Goal. Reproduce the material unchanged, from its first line through the line containing "data-point: [1008, 725, 1025, 743]", including both of those lines.
[BEGIN]
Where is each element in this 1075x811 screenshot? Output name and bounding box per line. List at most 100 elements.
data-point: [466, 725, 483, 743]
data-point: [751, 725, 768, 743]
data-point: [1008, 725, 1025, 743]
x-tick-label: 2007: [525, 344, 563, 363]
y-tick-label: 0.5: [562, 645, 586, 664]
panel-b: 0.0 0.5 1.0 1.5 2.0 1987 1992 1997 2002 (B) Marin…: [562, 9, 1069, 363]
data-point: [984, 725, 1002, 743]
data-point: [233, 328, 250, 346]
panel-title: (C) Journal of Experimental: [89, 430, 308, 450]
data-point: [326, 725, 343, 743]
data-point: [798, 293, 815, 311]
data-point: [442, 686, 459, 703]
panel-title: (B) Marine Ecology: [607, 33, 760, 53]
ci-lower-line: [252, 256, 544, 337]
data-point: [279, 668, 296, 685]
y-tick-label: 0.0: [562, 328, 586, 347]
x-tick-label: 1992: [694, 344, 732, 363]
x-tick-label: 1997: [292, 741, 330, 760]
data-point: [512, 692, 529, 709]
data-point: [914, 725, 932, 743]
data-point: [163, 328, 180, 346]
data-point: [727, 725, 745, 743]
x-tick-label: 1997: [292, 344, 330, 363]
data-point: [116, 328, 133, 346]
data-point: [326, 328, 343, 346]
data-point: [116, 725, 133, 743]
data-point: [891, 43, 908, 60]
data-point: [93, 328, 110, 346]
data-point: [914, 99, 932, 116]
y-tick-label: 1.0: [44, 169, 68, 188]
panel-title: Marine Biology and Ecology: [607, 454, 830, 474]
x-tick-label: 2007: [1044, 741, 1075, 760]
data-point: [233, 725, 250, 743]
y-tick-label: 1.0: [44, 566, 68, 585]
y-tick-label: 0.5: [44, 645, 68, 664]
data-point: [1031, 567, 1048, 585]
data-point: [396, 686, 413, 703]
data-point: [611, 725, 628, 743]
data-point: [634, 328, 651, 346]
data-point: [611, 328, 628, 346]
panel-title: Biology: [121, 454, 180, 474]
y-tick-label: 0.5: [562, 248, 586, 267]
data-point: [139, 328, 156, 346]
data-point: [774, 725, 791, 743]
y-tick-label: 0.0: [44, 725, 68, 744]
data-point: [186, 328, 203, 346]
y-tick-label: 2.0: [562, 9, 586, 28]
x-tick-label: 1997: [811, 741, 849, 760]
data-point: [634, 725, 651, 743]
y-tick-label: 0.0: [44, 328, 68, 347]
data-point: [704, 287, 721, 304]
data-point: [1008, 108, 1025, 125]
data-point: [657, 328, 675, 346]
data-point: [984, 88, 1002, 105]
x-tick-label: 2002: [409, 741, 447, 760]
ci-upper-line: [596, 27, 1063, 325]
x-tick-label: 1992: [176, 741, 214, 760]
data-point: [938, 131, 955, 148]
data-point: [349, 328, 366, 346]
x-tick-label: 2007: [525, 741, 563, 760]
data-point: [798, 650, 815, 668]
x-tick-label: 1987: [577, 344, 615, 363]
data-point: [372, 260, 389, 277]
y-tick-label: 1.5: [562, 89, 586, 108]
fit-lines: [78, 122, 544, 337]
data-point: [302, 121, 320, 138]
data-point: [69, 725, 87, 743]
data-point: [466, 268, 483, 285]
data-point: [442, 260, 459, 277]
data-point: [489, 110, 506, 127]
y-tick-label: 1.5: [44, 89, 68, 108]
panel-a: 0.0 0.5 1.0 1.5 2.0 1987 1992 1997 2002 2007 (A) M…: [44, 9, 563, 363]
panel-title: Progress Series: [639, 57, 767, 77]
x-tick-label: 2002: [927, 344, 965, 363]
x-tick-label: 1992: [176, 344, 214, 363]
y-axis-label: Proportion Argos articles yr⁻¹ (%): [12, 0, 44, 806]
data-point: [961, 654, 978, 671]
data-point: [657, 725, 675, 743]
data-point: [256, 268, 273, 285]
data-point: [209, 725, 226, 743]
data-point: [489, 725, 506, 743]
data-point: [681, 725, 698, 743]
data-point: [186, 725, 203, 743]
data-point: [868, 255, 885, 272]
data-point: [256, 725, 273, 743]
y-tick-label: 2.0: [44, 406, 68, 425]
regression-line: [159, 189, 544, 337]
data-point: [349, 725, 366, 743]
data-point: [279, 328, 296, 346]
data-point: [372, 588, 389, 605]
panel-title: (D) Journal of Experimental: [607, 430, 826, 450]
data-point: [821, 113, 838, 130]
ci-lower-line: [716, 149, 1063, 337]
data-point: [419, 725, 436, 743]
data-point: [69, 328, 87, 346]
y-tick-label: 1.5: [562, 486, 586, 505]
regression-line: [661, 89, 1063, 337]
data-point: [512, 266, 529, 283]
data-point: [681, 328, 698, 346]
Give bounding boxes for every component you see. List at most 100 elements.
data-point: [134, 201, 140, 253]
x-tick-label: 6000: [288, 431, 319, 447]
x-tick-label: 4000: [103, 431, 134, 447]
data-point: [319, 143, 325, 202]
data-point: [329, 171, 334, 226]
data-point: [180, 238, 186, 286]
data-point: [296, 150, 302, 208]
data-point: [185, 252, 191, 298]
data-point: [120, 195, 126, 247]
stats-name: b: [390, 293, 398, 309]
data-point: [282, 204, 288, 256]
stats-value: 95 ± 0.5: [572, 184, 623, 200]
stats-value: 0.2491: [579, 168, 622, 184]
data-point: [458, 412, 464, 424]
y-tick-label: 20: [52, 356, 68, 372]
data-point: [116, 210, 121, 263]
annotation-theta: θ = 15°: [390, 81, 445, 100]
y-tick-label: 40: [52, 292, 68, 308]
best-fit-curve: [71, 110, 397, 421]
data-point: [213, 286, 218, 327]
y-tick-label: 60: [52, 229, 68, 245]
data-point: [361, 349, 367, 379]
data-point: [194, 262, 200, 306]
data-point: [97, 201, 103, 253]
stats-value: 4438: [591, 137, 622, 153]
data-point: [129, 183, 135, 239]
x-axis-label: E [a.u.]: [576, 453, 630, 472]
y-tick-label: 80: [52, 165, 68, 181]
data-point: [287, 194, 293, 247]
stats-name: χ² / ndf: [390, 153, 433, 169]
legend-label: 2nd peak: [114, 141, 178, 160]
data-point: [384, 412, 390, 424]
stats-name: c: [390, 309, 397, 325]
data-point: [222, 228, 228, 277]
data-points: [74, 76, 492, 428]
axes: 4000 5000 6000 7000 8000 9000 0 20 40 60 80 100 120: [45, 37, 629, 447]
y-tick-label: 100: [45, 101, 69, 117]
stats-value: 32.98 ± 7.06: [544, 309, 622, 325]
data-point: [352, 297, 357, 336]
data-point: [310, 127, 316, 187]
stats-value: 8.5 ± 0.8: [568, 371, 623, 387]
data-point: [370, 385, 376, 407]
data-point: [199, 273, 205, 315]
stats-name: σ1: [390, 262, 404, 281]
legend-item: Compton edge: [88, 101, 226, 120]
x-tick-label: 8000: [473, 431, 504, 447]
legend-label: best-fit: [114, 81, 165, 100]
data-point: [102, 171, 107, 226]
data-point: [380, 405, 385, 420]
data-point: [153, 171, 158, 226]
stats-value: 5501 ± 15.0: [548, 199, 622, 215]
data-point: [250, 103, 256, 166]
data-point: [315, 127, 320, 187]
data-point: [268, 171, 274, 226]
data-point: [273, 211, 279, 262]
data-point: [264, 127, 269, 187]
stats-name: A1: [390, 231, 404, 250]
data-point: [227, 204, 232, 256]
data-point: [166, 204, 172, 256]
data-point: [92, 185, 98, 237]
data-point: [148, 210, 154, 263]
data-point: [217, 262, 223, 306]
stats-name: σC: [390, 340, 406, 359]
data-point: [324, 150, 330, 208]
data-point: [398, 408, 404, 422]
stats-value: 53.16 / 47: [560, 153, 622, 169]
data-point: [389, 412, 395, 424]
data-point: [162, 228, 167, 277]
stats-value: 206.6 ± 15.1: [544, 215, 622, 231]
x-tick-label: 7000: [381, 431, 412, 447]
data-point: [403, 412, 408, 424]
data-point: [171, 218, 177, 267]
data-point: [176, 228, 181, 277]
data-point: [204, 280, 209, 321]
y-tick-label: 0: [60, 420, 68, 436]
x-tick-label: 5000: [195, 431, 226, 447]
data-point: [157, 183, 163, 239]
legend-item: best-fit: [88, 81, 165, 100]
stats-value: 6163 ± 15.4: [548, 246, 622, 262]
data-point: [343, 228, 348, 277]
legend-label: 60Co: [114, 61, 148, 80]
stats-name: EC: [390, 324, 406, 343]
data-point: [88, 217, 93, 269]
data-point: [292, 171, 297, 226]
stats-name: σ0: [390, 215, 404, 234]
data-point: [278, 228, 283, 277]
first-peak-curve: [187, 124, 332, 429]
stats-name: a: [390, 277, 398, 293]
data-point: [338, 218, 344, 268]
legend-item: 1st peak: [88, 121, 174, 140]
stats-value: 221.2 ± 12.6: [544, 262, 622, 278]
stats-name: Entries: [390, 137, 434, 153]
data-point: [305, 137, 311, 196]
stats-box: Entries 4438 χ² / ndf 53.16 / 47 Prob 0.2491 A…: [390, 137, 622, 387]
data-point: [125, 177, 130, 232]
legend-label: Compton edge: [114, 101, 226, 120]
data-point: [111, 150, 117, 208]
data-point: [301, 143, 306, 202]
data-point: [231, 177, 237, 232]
[END]
Finished exercise.
Where is each element in this 1075x811 screenshot? Output name and bounding box per line. List at most 100 elements.
data-point: [466, 725, 483, 743]
data-point: [751, 725, 768, 743]
data-point: [1008, 725, 1025, 743]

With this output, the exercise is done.